Figure content listings
· · · · ·

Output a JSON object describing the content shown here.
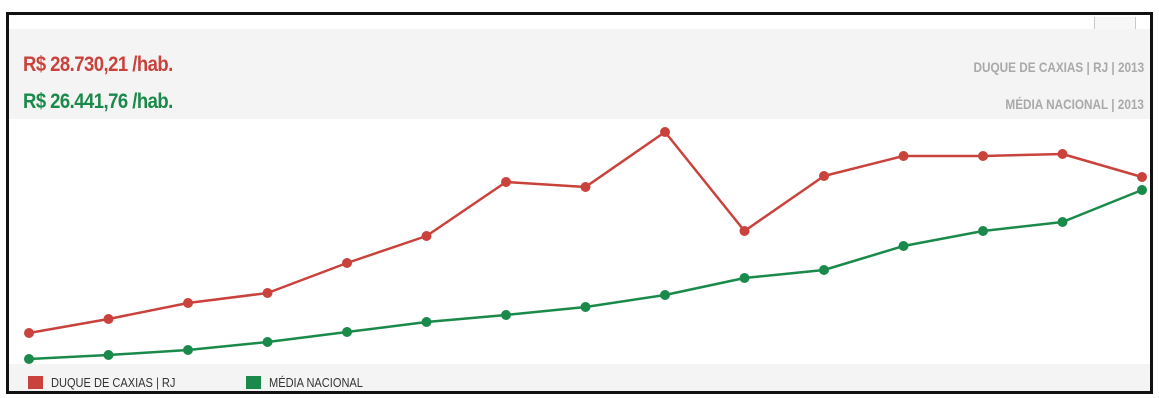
{
  "header": {
    "value_red": "R$ 28.730,21 /hab.",
    "value_green": "R$ 26.441,76 /hab.",
    "label_red": "DUQUE DE CAXIAS | RJ | 2013",
    "label_green": "MÉDIA NACIONAL | 2013"
  },
  "colors": {
    "red": "#c9423c",
    "green": "#1a8a4b"
  },
  "chart_data": {
    "type": "line",
    "x": [
      1,
      2,
      3,
      4,
      5,
      6,
      7,
      8,
      9,
      10,
      11,
      12,
      13,
      14,
      15
    ],
    "ylim": [
      0,
      100
    ],
    "grid": false,
    "legend": "bottom-left",
    "series": [
      {
        "name": "DUQUE DE CAXIAS | RJ",
        "values": [
          14.4,
          20.0,
          26.4,
          30.4,
          42.4,
          53.2,
          74.8,
          72.8,
          94.8,
          55.2,
          77.2,
          85.2,
          85.2,
          86.0,
          76.8
        ]
      },
      {
        "name": "MÉDIA NACIONAL",
        "values": [
          4.0,
          5.6,
          7.6,
          10.8,
          14.8,
          18.8,
          21.6,
          24.8,
          29.6,
          36.4,
          39.6,
          49.2,
          55.2,
          58.8,
          71.6
        ]
      }
    ]
  },
  "legend": {
    "red_label": "DUQUE DE CAXIAS | RJ",
    "green_label": "MÉDIA NACIONAL"
  }
}
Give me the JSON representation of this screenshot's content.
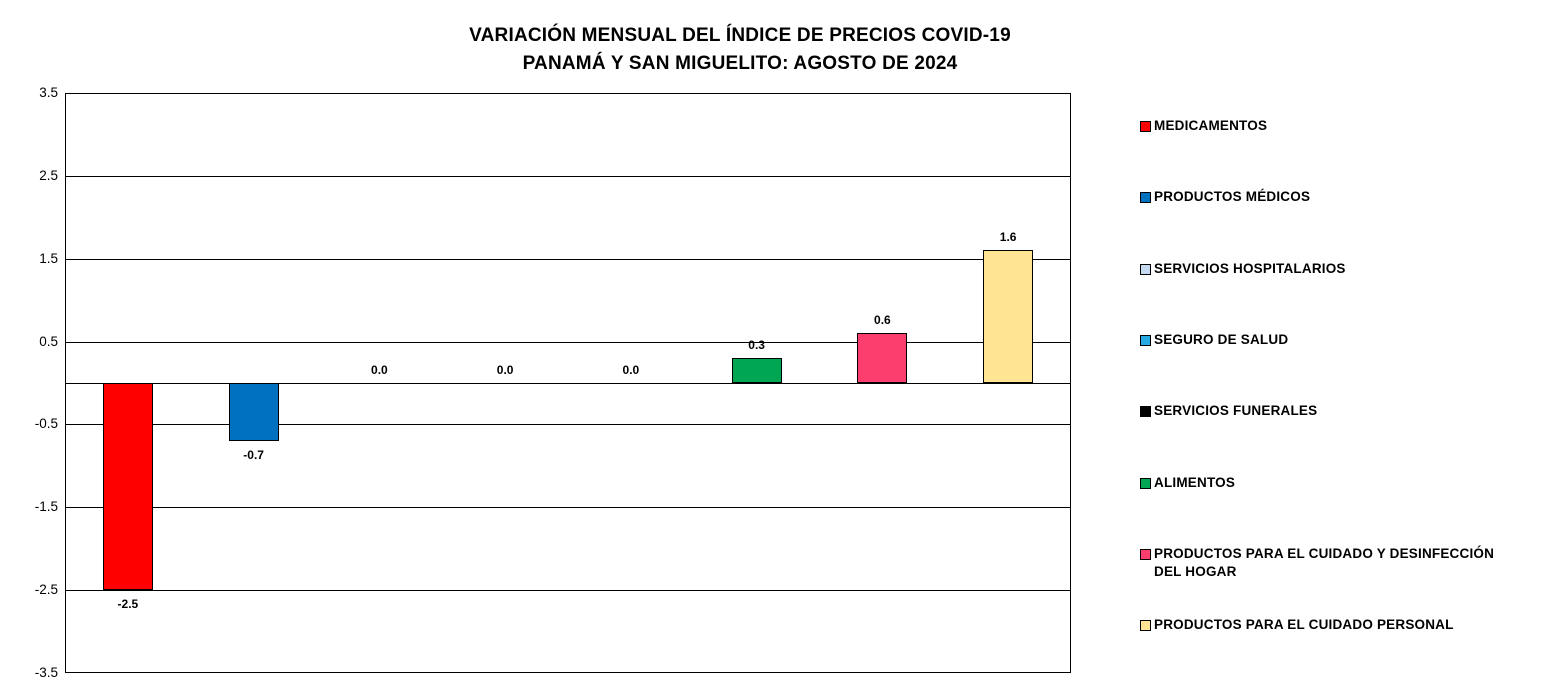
{
  "chart_data": {
    "type": "bar",
    "title_line1": "VARIACIÓN MENSUAL DEL ÍNDICE DE PRECIOS COVID-19",
    "title_line2": "PANAMÁ Y SAN MIGUELITO: AGOSTO DE 2024",
    "xlabel": "",
    "ylabel": "",
    "ylim": [
      -3.5,
      3.5
    ],
    "yticks": [
      "3.5",
      "2.5",
      "1.5",
      "0.5",
      "-0.5",
      "-1.5",
      "-2.5",
      "-3.5"
    ],
    "grid": true,
    "legend_position": "right",
    "series": [
      {
        "name": "MEDICAMENTOS",
        "value": -2.5,
        "label": "-2.5",
        "color": "#FF0000"
      },
      {
        "name": "PRODUCTOS MÉDICOS",
        "value": -0.7,
        "label": "-0.7",
        "color": "#0070C0"
      },
      {
        "name": "SERVICIOS HOSPITALARIOS",
        "value": 0.0,
        "label": "0.0",
        "color": "#C5D9F1"
      },
      {
        "name": "SEGURO DE SALUD",
        "value": 0.0,
        "label": "0.0",
        "color": "#27AAE1"
      },
      {
        "name": "SERVICIOS FUNERALES",
        "value": 0.0,
        "label": "0.0",
        "color": "#000000"
      },
      {
        "name": "ALIMENTOS",
        "value": 0.3,
        "label": "0.3",
        "color": "#00A651"
      },
      {
        "name": "PRODUCTOS PARA EL CUIDADO Y DESINFECCIÓN DEL HOGAR",
        "value": 0.6,
        "label": "0.6",
        "color": "#FC3E6F"
      },
      {
        "name": "PRODUCTOS PARA EL CUIDADO PERSONAL",
        "value": 1.6,
        "label": "1.6",
        "color": "#FFE494"
      }
    ],
    "colors": {
      "background": "#FFFFFF",
      "axis_line": "#000000",
      "gridline": "#000000",
      "text": "#000000"
    }
  }
}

· · · · ·

**What you will do**
Filter the entries down to the lines containing "CAXIAS". Copy each of those lines.

**Expected output**
    "label_red": "DUQUE DE CAXIAS | RJ | 2013",
        "name": "DUQUE DE CAXIAS | RJ",
    "red_label": "DUQUE DE CAXIAS | RJ",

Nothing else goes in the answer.